**DATA LISTING**
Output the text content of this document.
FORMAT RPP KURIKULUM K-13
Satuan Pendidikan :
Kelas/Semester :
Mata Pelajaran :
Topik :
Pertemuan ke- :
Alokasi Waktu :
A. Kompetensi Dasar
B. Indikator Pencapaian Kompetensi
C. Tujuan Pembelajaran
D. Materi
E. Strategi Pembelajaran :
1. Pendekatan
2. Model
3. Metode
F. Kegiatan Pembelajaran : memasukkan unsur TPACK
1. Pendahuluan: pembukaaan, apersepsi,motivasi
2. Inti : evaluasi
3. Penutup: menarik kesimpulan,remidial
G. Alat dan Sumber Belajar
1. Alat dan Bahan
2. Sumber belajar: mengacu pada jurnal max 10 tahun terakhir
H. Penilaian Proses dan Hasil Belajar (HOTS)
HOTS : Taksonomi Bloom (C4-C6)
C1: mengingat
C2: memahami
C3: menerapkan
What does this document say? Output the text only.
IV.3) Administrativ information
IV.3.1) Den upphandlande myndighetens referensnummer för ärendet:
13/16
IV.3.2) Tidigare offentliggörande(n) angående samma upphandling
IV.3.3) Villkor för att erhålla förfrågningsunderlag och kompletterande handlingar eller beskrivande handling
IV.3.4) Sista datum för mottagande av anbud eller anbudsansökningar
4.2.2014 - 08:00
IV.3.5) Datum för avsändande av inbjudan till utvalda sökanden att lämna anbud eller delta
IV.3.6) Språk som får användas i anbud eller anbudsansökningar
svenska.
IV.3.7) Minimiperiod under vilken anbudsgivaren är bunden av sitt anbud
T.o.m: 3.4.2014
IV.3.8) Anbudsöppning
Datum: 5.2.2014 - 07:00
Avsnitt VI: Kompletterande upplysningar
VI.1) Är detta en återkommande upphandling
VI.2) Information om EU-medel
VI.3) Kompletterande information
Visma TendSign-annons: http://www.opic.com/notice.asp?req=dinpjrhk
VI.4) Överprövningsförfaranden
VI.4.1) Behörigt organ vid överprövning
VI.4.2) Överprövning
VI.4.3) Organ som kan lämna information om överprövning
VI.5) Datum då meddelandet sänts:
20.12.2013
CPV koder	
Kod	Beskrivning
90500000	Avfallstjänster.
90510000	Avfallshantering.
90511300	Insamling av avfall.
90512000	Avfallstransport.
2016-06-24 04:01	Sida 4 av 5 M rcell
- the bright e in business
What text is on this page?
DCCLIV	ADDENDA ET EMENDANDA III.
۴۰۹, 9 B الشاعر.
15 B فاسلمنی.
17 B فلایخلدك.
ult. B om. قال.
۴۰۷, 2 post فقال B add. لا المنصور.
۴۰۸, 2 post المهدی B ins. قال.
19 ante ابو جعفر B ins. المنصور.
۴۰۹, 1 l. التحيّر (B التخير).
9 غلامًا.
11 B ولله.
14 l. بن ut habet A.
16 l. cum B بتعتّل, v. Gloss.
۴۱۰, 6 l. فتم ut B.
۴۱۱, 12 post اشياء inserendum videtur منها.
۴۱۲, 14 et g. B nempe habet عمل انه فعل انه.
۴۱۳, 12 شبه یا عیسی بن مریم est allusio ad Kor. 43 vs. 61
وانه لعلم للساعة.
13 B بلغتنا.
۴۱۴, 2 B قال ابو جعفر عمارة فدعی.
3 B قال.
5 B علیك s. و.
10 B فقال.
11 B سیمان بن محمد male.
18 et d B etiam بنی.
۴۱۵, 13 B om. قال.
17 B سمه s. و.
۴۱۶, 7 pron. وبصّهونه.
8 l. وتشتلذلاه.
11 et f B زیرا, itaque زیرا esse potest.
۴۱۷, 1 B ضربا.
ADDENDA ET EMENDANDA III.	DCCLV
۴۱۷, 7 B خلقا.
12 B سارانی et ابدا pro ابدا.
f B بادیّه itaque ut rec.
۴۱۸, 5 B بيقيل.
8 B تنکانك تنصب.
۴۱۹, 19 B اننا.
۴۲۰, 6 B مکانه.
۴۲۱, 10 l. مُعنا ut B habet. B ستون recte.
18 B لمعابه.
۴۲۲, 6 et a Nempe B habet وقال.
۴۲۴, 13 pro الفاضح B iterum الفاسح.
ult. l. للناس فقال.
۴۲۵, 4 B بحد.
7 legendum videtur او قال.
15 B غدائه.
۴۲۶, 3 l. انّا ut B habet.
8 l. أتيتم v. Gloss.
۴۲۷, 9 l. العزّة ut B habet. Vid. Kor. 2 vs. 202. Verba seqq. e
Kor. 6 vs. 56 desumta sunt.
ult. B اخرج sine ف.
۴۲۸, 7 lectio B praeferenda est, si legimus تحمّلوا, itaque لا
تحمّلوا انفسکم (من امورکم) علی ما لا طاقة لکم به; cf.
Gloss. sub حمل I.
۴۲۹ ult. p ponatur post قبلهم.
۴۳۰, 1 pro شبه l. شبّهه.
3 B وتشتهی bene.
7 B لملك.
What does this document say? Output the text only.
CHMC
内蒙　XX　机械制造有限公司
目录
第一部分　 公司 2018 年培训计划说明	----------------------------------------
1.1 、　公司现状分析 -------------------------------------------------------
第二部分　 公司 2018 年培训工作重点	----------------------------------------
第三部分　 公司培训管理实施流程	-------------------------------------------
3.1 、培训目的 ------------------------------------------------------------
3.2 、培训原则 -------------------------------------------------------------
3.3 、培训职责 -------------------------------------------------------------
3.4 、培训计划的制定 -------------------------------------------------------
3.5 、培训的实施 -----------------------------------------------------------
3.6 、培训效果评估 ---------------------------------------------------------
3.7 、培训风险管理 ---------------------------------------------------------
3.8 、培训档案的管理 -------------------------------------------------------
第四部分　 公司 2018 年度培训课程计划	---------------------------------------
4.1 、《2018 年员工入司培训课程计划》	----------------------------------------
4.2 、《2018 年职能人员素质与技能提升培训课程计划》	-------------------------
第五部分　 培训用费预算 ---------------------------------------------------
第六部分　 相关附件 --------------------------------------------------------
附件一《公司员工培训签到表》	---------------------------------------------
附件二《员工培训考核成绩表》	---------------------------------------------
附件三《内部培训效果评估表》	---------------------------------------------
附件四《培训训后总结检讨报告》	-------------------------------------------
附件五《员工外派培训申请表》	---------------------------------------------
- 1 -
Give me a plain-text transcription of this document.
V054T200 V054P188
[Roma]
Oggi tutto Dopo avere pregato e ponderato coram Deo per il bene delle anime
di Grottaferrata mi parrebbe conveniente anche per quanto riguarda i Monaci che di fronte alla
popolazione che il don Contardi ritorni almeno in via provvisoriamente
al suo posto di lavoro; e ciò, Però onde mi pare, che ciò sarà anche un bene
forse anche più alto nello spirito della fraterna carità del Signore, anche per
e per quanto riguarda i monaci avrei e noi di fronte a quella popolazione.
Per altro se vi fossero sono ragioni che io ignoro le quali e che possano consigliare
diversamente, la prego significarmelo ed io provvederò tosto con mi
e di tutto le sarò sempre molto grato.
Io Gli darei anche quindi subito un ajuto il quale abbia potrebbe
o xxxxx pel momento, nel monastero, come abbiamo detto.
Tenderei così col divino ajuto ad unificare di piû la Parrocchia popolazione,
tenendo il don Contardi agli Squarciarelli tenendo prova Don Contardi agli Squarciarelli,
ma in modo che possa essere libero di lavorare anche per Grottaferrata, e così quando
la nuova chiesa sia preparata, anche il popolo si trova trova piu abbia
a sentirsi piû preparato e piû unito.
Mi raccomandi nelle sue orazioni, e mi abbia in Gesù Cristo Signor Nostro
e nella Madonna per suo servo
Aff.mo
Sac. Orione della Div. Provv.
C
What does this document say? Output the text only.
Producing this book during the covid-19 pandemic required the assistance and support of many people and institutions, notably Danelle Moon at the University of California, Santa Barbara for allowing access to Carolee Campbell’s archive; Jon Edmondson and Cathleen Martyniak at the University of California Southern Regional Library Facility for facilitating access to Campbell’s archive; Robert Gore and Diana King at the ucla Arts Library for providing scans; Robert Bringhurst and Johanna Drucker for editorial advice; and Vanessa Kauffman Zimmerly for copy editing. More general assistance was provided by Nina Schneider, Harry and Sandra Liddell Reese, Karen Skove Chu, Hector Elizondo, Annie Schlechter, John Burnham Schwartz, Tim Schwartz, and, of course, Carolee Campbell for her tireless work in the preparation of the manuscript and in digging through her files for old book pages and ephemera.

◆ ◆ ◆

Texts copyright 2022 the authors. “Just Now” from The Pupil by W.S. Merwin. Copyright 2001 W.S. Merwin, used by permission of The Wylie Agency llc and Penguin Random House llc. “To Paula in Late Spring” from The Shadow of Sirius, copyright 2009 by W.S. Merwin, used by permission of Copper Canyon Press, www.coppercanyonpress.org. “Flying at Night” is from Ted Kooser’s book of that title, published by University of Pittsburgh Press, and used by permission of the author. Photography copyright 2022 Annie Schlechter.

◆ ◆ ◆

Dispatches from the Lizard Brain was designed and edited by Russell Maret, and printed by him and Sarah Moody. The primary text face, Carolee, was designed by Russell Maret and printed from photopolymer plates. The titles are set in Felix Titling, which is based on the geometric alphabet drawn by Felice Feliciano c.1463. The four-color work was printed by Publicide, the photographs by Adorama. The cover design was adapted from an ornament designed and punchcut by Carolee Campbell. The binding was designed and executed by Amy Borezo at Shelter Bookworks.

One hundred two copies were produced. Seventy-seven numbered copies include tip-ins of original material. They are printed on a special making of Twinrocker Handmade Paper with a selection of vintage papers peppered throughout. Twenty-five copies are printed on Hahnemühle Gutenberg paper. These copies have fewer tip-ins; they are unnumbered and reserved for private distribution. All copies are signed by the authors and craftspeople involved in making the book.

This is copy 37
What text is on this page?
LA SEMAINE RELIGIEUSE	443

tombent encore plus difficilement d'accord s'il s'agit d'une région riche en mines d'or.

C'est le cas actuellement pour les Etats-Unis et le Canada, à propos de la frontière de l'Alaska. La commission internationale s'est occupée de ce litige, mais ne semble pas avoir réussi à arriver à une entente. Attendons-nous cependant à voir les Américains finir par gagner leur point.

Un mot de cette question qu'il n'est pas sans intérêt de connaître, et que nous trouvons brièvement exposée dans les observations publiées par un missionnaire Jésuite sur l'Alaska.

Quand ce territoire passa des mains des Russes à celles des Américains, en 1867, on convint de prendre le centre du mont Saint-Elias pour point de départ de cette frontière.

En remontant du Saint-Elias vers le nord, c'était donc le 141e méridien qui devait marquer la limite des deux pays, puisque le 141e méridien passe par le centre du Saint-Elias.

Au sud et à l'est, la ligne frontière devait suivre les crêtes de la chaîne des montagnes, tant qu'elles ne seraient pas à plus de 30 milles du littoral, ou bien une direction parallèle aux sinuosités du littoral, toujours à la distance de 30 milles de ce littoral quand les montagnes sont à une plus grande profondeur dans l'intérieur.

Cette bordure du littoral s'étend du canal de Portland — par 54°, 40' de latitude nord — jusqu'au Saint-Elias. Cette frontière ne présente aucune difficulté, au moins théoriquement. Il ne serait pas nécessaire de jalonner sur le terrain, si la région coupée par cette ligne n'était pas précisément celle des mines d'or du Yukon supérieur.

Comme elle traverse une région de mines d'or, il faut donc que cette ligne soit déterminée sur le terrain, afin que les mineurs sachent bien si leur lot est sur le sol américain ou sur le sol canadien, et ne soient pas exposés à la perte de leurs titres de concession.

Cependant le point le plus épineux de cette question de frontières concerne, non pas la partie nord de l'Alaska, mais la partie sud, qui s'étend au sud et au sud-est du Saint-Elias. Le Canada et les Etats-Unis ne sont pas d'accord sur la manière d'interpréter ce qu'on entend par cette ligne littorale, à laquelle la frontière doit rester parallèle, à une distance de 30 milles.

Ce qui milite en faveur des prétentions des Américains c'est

**TASK BRIEF**
From the entries above, collect every line with the string "Grottaferrata" in it.

**RIGHT ANSWER**
di Grottaferrata mi parrebbe conveniente anche per quanto riguarda i Monaci che di fronte alla
ma in modo che possa essere libero di lavorare anche per Grottaferrata, e così quando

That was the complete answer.